Part of a data file
──────────────────────────────

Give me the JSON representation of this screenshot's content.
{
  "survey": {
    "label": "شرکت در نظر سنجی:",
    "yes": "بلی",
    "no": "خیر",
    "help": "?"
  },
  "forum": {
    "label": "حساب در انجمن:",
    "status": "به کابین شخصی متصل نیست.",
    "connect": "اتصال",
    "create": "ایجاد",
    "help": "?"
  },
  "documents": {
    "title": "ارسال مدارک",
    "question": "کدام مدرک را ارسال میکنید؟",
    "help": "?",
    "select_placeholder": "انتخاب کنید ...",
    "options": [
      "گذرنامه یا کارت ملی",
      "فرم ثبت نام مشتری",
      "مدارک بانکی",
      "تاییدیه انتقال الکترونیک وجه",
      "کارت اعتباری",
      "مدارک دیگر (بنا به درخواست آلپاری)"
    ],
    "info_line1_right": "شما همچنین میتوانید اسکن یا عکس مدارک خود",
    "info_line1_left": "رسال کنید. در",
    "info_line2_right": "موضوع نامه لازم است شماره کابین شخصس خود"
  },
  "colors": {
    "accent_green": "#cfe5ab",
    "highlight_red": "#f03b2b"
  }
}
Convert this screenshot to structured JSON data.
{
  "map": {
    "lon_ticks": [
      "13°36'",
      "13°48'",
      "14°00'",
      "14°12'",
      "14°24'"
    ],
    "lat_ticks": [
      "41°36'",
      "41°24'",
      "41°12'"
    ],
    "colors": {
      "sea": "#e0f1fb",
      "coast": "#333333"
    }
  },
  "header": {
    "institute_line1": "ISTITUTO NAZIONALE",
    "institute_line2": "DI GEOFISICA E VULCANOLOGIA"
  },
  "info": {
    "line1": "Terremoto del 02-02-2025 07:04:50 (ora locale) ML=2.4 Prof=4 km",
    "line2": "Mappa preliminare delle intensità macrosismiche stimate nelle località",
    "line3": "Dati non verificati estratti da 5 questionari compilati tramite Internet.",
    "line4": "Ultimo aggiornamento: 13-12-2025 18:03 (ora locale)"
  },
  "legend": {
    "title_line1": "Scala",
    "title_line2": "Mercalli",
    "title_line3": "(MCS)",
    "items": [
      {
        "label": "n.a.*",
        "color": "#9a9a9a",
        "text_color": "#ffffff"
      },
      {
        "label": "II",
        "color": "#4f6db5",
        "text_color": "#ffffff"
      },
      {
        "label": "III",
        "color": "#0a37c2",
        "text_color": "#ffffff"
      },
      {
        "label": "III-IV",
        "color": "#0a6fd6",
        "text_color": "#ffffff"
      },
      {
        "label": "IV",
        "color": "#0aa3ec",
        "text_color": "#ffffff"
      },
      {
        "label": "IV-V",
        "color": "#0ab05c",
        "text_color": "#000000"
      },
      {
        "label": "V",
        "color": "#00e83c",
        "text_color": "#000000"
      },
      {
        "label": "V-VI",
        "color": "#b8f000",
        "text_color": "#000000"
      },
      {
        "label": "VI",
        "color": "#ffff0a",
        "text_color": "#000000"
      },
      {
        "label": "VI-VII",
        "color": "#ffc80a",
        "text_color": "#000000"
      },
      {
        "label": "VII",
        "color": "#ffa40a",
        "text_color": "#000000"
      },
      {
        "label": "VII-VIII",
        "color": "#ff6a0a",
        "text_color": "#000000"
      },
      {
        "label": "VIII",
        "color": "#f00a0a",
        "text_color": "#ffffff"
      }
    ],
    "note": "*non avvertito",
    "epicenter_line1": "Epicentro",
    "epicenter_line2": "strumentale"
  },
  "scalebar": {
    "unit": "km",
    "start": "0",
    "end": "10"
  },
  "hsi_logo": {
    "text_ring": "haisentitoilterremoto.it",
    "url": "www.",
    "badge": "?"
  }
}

──────────────────────────────

- Instructions for the task
Retype the entries one by one, exactly.

- Exercise solution
Give me the JSON representation of this screenshot's content.
{
  "survey": {
    "label": "شرکت در نظر سنجی:",
    "yes": "بلی",
    "no": "خیر",
    "help": "?"
  },
  "forum": {
    "label": "حساب در انجمن:",
    "status": "به کابین شخصی متصل نیست.",
    "connect": "اتصال",
    "create": "ایجاد",
    "help": "?"
  },
  "documents": {
    "title": "ارسال مدارک",
    "question": "کدام مدرک را ارسال میکنید؟",
    "help": "?",
    "select_placeholder": "انتخاب کنید ...",
    "options": [
      "گذرنامه یا کارت ملی",
      "فرم ثبت نام مشتری",
      "مدارک بانکی",
      "تاییدیه انتقال الکترونیک وجه",
      "کارت اعتباری",
      "مدارک دیگر (بنا به درخواست آلپاری)"
    ],
    "info_line1_right": "شما همچنین میتوانید اسکن یا عکس مدارک خود",
    "info_line1_left": "رسال کنید. در",
    "info_line2_right": "موضوع نامه لازم است شماره کابین شخصس خود"
  },
  "colors": {
    "accent_green": "#cfe5ab",
    "highlight_red": "#f03b2b"
  }
}
Convert this screenshot to structured JSON data.
{
  "map": {
    "lon_ticks": [
      "13°36'",
      "13°48'",
      "14°00'",
      "14°12'",
      "14°24'"
    ],
    "lat_ticks": [
      "41°36'",
      "41°24'",
      "41°12'"
    ],
    "colors": {
      "sea": "#e0f1fb",
      "coast": "#333333"
    }
  },
  "header": {
    "institute_line1": "ISTITUTO NAZIONALE",
    "institute_line2": "DI GEOFISICA E VULCANOLOGIA"
  },
  "info": {
    "line1": "Terremoto del 02-02-2025 07:04:50 (ora locale) ML=2.4 Prof=4 km",
    "line2": "Mappa preliminare delle intensità macrosismiche stimate nelle località",
    "line3": "Dati non verificati estratti da 5 questionari compilati tramite Internet.",
    "line4": "Ultimo aggiornamento: 13-12-2025 18:03 (ora locale)"
  },
  "legend": {
    "title_line1": "Scala",
    "title_line2": "Mercalli",
    "title_line3": "(MCS)",
    "items": [
      {
        "label": "n.a.*",
        "color": "#9a9a9a",
        "text_color": "#ffffff"
      },
      {
        "label": "II",
        "color": "#4f6db5",
        "text_color": "#ffffff"
      },
      {
        "label": "III",
        "color": "#0a37c2",
        "text_color": "#ffffff"
      },
      {
        "label": "III-IV",
        "color": "#0a6fd6",
        "text_color": "#ffffff"
      },
      {
        "label": "IV",
        "color": "#0aa3ec",
        "text_color": "#ffffff"
      },
      {
        "label": "IV-V",
        "color": "#0ab05c",
        "text_color": "#000000"
      },
      {
        "label": "V",
        "color": "#00e83c",
        "text_color": "#000000"
      },
      {
        "label": "V-VI",
        "color": "#b8f000",
        "text_color": "#000000"
      },
      {
        "label": "VI",
        "color": "#ffff0a",
        "text_color": "#000000"
      },
      {
        "label": "VI-VII",
        "color": "#ffc80a",
        "text_color": "#000000"
      },
      {
        "label": "VII",
        "color": "#ffa40a",
        "text_color": "#000000"
      },
      {
        "label": "VII-VIII",
        "color": "#ff6a0a",
        "text_color": "#000000"
      },
      {
        "label": "VIII",
        "color": "#f00a0a",
        "text_color": "#ffffff"
      }
    ],
    "note": "*non avvertito",
    "epicenter_line1": "Epicentro",
    "epicenter_line2": "strumentale"
  },
  "scalebar": {
    "unit": "km",
    "start": "0",
    "end": "10"
  },
  "hsi_logo": {
    "text_ring": "haisentitoilterremoto.it",
    "url": "www.",
    "badge": "?"
  }
}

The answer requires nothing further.